*Problem description*
Extract the full listing verbatim and drop any pictures from your copy.

*Records from a data source*
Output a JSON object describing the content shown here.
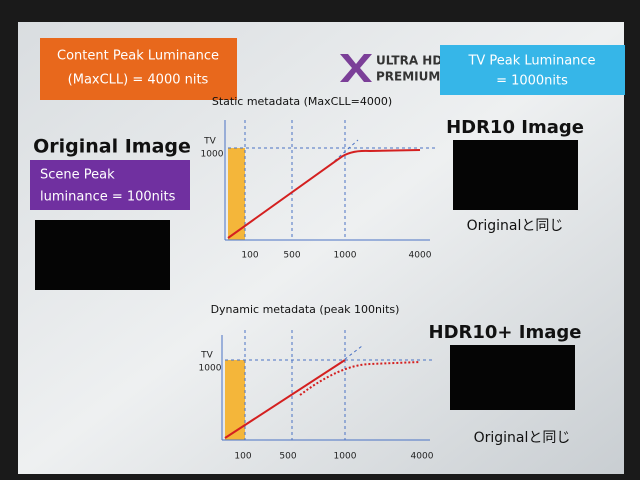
{
  "content_peak": {
    "lines": [
      "Content  Peak Luminance",
      "(MaxCLL) = 4000 nits"
    ]
  },
  "logo": {
    "line1": "ULTRA HD",
    "line2": "PREMIUM"
  },
  "tv_peak": {
    "lines": [
      "TV Peak Luminance",
      "= 1000nits"
    ]
  },
  "original": {
    "title": "Original Image",
    "scene_peak": [
      "Scene Peak",
      "luminance = 100nits"
    ]
  },
  "static_chart": {
    "title": "Static metadata (MaxCLL=4000)",
    "y_labels": [
      "TV",
      "1000"
    ],
    "x_labels": [
      "100",
      "500",
      "1000",
      "4000"
    ]
  },
  "dynamic_chart": {
    "title": "Dynamic metadata (peak 100nits)",
    "y_labels": [
      "TV",
      "1000"
    ],
    "x_labels": [
      "100",
      "500",
      "1000",
      "4000"
    ]
  },
  "hdr10": {
    "title": "HDR10 Image",
    "caption": "Originalと同じ"
  },
  "hdr10plus": {
    "title": "HDR10+ Image",
    "caption": "Originalと同じ"
  }
}
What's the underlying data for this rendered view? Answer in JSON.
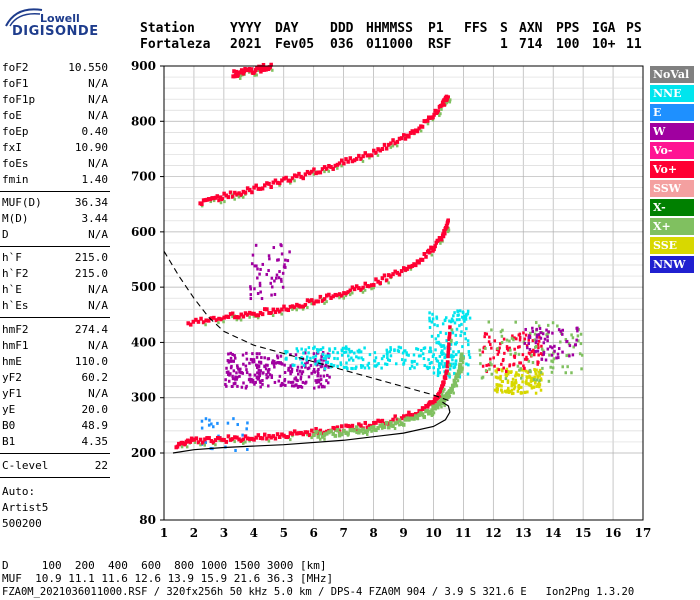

*Task result*
Output a JSON object describing the content shown here.
{
  "content_peak": {
    "lines": [
      "Content  Peak Luminance",
      "(MaxCLL) = 4000 nits"
    ]
  },
  "logo": {
    "line1": "ULTRA HD",
    "line2": "PREMIUM"
  },
  "tv_peak": {
    "lines": [
      "TV Peak Luminance",
      "= 1000nits"
    ]
  },
  "original": {
    "title": "Original Image",
    "scene_peak": [
      "Scene Peak",
      "luminance = 100nits"
    ]
  },
  "static_chart": {
    "title": "Static metadata (MaxCLL=4000)",
    "y_labels": [
      "TV",
      "1000"
    ],
    "x_labels": [
      "100",
      "500",
      "1000",
      "4000"
    ]
  },
  "dynamic_chart": {
    "title": "Dynamic metadata (peak 100nits)",
    "y_labels": [
      "TV",
      "1000"
    ],
    "x_labels": [
      "100",
      "500",
      "1000",
      "4000"
    ]
  },
  "hdr10": {
    "title": "HDR10 Image",
    "caption": "Originalと同じ"
  },
  "hdr10plus": {
    "title": "HDR10+ Image",
    "caption": "Originalと同じ"
  }
}
What's the underlying data for this rendered view? Answer in JSON.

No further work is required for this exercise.